The required output is a single number: how many lines of the material contain the string "воздух".

____________________

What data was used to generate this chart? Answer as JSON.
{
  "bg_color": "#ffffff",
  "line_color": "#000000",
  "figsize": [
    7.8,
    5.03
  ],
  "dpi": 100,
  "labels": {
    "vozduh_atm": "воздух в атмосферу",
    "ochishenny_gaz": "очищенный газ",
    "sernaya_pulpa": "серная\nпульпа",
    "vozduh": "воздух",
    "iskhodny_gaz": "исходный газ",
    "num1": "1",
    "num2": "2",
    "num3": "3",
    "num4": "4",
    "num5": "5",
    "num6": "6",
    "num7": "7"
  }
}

____________________

TASK RESULT -
2